**Given records**
----
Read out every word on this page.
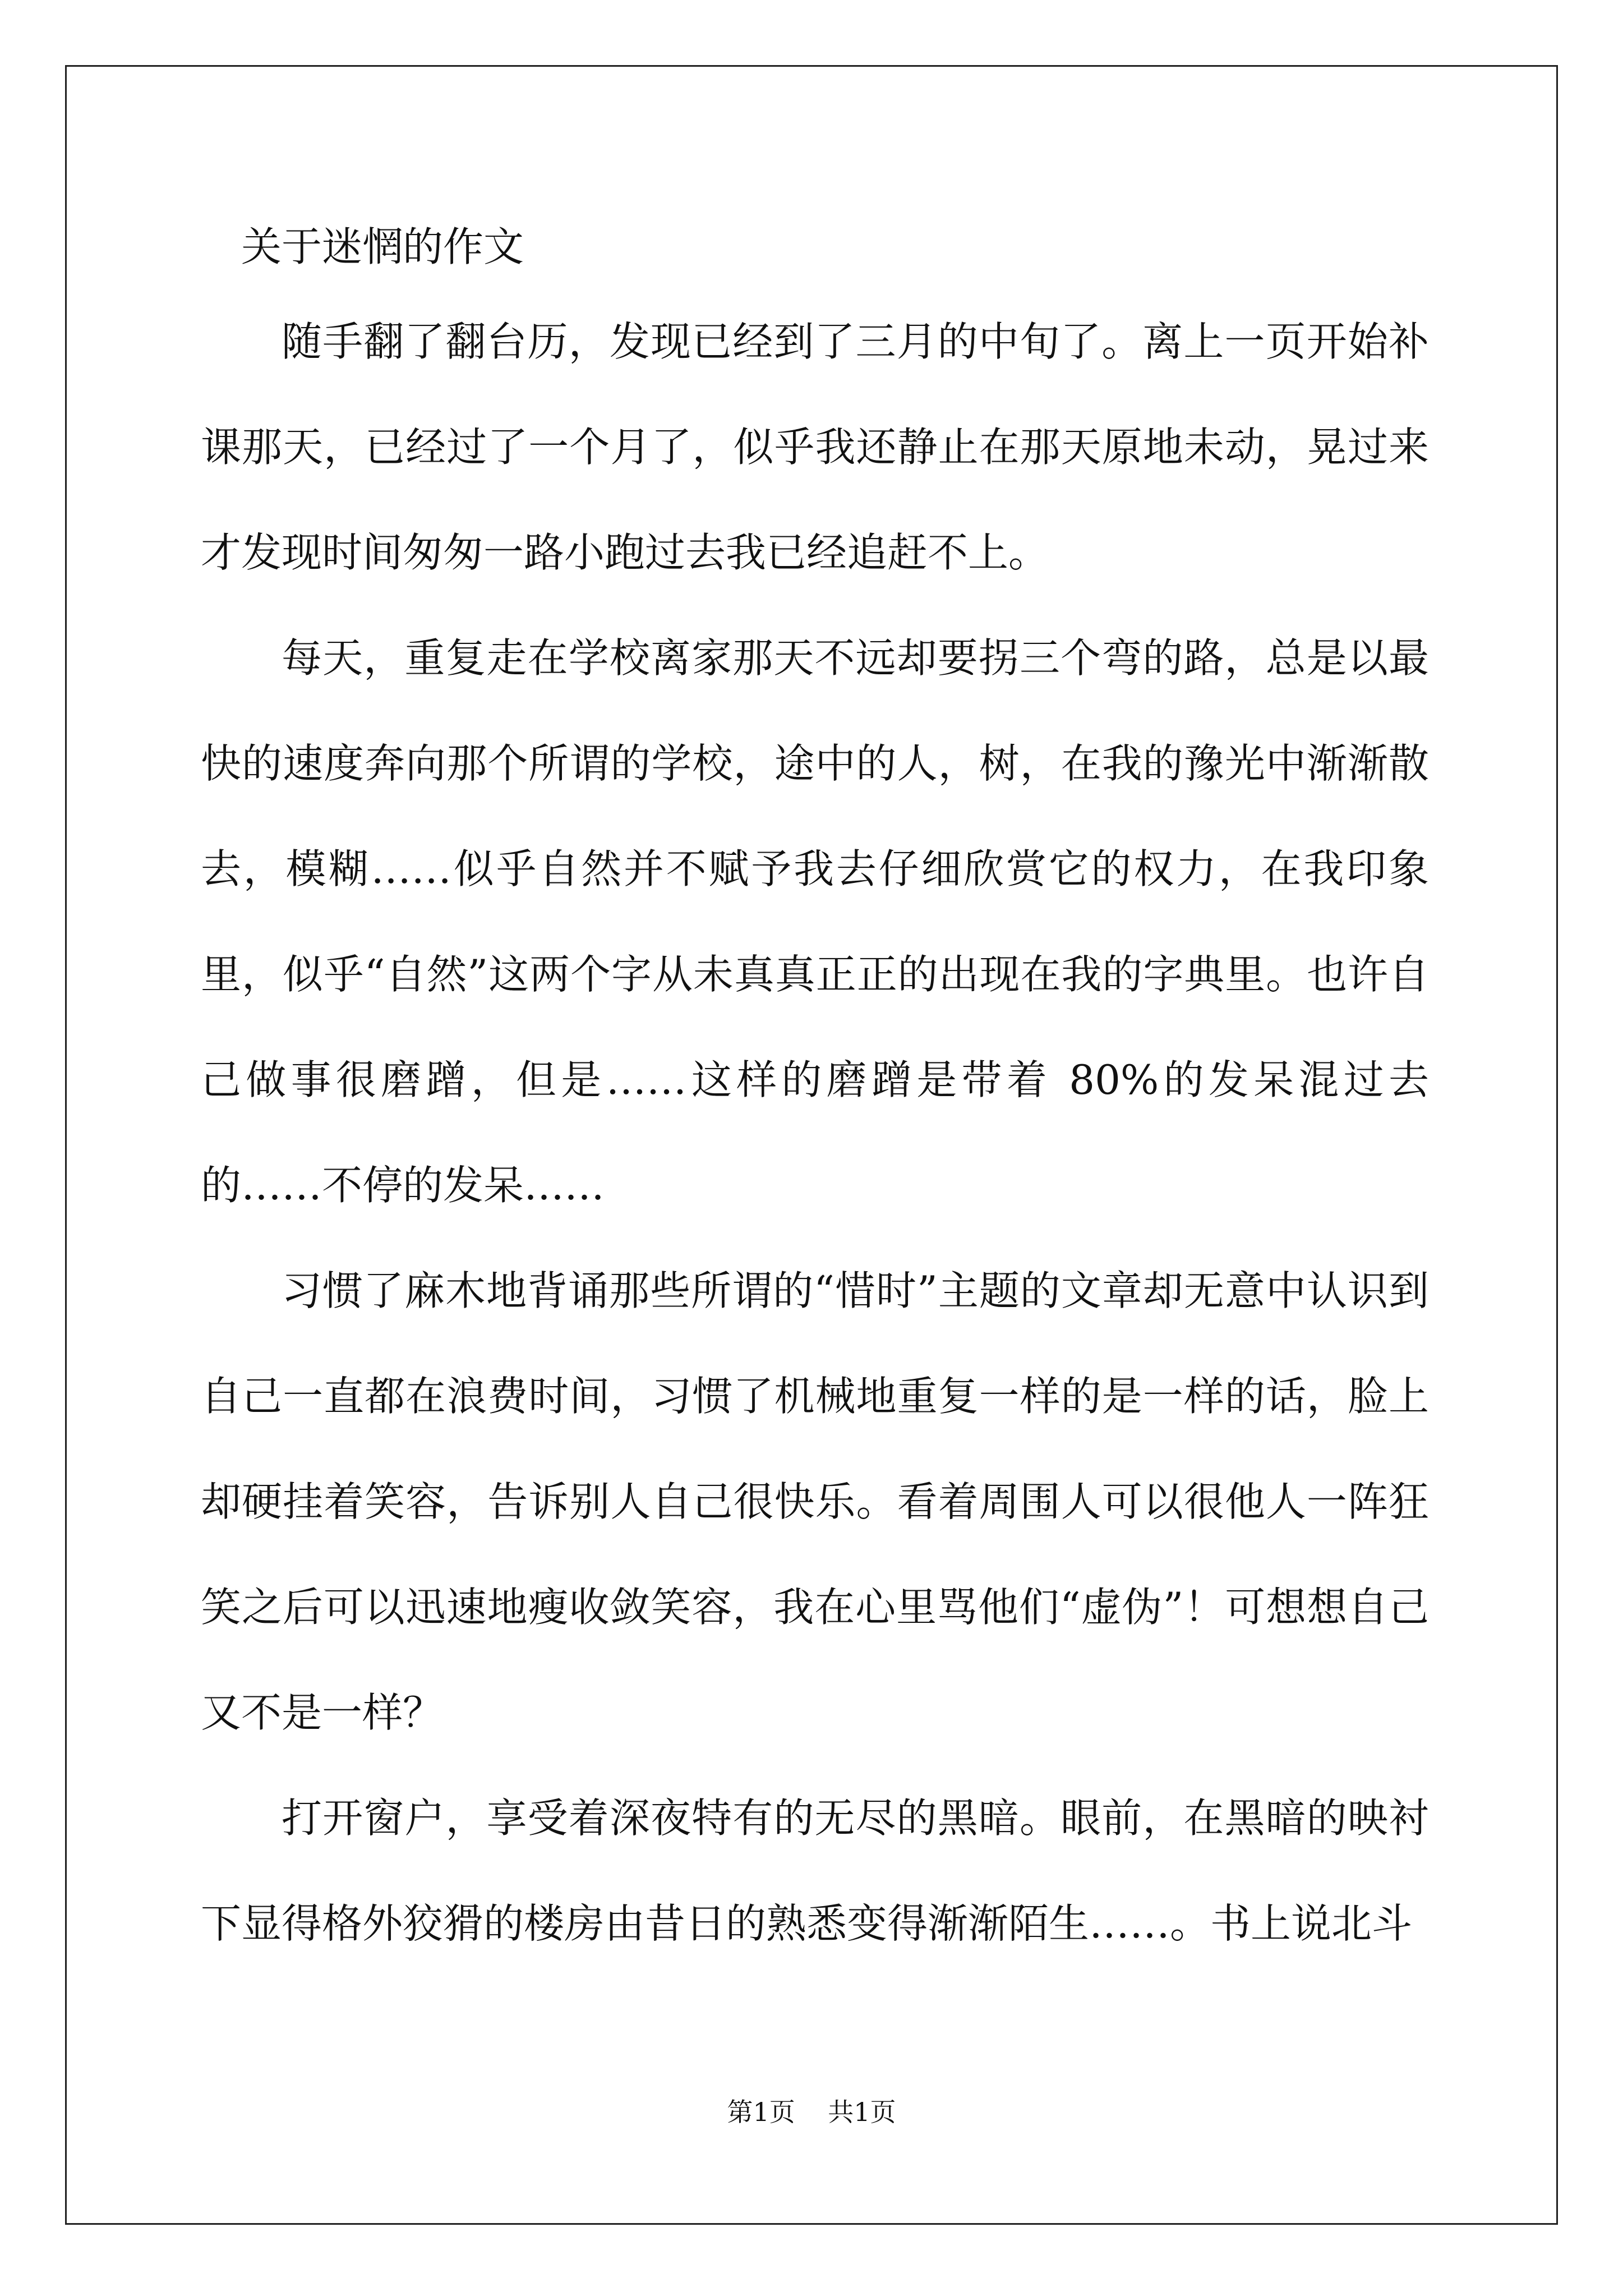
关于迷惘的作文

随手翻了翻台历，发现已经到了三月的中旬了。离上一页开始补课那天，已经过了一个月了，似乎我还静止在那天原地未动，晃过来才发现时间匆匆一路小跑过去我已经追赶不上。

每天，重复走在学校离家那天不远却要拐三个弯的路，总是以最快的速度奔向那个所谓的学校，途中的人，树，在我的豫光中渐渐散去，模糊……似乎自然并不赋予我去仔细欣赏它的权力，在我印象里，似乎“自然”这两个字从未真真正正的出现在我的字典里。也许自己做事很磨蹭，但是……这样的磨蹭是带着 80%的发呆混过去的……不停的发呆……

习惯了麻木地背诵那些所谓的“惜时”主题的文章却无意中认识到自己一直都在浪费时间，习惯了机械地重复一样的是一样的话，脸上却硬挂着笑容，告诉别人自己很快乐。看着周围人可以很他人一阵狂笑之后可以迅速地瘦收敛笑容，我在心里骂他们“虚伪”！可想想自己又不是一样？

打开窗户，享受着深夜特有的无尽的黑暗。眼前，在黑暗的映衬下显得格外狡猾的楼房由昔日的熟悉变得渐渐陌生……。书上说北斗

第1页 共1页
----
**Task requirements**
Strip out the pictures and quote the remaining data word for word.

**Exercise output**
Read out every word on this page.
关于迷惘的作文

随手翻了翻台历，发现已经到了三月的中旬了。离上一页开始补课那天，已经过了一个月了，似乎我还静止在那天原地未动，晃过来才发现时间匆匆一路小跑过去我已经追赶不上。

每天，重复走在学校离家那天不远却要拐三个弯的路，总是以最快的速度奔向那个所谓的学校，途中的人，树，在我的豫光中渐渐散去，模糊……似乎自然并不赋予我去仔细欣赏它的权力，在我印象里，似乎“自然”这两个字从未真真正正的出现在我的字典里。也许自己做事很磨蹭，但是……这样的磨蹭是带着 80%的发呆混过去的……不停的发呆……

习惯了麻木地背诵那些所谓的“惜时”主题的文章却无意中认识到自己一直都在浪费时间，习惯了机械地重复一样的是一样的话，脸上却硬挂着笑容，告诉别人自己很快乐。看着周围人可以很他人一阵狂笑之后可以迅速地瘦收敛笑容，我在心里骂他们“虚伪”！可想想自己又不是一样？

打开窗户，享受着深夜特有的无尽的黑暗。眼前，在黑暗的映衬下显得格外狡猾的楼房由昔日的熟悉变得渐渐陌生……。书上说北斗

第1页 共1页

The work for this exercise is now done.